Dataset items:
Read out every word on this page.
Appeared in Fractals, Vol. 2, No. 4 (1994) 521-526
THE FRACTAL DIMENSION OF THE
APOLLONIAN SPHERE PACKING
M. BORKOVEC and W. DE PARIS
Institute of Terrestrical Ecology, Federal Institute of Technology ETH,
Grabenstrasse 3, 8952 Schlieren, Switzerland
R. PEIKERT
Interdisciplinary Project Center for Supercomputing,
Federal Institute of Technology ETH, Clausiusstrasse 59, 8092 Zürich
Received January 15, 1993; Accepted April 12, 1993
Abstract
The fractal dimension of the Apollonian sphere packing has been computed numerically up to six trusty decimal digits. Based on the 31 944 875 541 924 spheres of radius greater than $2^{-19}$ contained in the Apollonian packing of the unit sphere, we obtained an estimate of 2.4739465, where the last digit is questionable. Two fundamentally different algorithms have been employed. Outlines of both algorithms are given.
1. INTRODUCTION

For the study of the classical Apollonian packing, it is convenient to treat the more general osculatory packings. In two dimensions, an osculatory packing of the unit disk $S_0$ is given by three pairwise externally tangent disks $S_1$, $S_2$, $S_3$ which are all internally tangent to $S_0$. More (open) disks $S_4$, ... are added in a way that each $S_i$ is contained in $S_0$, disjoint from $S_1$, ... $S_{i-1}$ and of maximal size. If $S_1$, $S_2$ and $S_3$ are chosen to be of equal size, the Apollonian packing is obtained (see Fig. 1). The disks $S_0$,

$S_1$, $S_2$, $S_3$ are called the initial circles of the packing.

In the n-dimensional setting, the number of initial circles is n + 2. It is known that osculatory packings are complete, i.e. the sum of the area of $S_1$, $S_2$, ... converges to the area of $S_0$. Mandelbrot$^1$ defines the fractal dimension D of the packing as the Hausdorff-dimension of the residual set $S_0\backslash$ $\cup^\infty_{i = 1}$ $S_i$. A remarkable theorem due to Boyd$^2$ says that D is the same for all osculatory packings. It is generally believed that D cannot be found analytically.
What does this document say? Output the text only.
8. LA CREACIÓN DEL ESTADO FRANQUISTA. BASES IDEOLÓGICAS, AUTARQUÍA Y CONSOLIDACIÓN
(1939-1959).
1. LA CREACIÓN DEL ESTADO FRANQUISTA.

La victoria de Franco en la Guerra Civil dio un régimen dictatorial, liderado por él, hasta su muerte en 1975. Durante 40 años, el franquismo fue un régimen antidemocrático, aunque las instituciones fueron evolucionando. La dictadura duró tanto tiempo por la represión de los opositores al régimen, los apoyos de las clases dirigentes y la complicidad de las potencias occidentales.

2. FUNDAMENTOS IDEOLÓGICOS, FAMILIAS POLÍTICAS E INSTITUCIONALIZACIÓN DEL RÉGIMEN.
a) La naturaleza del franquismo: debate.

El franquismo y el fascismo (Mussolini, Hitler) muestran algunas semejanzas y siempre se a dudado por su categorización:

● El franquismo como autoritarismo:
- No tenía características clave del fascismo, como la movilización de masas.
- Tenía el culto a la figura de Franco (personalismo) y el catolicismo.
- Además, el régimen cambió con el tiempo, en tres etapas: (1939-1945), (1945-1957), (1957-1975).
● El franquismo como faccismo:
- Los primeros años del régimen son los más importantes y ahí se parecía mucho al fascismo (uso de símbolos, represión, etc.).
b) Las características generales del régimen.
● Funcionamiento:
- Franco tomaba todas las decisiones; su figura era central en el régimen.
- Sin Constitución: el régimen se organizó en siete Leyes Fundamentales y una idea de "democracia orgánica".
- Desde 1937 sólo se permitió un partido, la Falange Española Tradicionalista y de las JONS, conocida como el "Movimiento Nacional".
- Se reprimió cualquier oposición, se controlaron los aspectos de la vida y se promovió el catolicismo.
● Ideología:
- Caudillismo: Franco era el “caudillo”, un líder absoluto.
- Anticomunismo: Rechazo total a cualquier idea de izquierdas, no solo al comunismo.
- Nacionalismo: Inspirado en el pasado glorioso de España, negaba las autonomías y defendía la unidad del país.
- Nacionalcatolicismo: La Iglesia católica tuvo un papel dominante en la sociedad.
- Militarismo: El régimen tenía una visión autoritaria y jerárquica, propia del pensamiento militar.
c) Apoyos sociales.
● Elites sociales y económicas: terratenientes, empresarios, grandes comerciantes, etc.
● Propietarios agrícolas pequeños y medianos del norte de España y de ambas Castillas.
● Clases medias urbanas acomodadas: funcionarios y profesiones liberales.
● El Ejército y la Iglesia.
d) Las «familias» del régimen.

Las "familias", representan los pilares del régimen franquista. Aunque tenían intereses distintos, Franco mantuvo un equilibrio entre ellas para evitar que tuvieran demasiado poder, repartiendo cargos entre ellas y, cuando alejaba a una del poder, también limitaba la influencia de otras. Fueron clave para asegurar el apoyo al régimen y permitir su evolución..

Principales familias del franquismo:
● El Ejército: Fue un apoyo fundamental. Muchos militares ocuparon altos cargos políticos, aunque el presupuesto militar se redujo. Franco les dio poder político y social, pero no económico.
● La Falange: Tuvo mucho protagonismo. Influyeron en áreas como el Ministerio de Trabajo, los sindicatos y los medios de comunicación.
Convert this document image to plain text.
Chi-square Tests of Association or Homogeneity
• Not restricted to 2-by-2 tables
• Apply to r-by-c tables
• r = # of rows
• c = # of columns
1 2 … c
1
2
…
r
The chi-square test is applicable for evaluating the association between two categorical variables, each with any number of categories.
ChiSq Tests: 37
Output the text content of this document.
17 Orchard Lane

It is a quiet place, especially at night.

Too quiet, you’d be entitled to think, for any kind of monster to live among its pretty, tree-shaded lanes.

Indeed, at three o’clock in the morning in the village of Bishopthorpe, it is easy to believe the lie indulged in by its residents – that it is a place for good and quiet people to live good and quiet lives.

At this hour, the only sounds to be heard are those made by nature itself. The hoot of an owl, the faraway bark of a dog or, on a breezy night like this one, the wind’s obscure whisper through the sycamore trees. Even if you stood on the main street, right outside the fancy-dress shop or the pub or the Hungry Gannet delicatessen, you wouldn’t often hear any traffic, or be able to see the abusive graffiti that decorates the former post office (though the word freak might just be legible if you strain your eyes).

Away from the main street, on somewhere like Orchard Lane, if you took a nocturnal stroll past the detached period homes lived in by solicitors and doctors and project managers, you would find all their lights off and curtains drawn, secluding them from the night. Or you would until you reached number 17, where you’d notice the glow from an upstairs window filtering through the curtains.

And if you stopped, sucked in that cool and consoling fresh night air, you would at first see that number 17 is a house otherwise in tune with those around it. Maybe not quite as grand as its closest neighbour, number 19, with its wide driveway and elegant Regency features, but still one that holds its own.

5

§ **Stated problem**
Lines that hold "those" are the ones to copy; find all of them.

§ **Exercise solution**
At this hour, the only sounds to be heard are those made by nature itself. The hoot of an owl, the faraway bark of a dog or, on a breezy night like this one, the wind’s obscure whisper through the sycamore trees. Even if you stood on the main street, right outside the fancy-dress shop or the pub or the Hungry Gannet delicatessen, you wouldn’t often hear any traffic, or be able to see the abusive graffiti that decorates the former post office (though the word freak might just be legible if you strain your eyes).
And if you stopped, sucked in that cool and consoling fresh night air, you would at first see that number 17 is a house otherwise in tune with those around it. Maybe not quite as grand as its closest neighbour, number 19, with its wide driveway and elegant Regency features, but still one that holds its own.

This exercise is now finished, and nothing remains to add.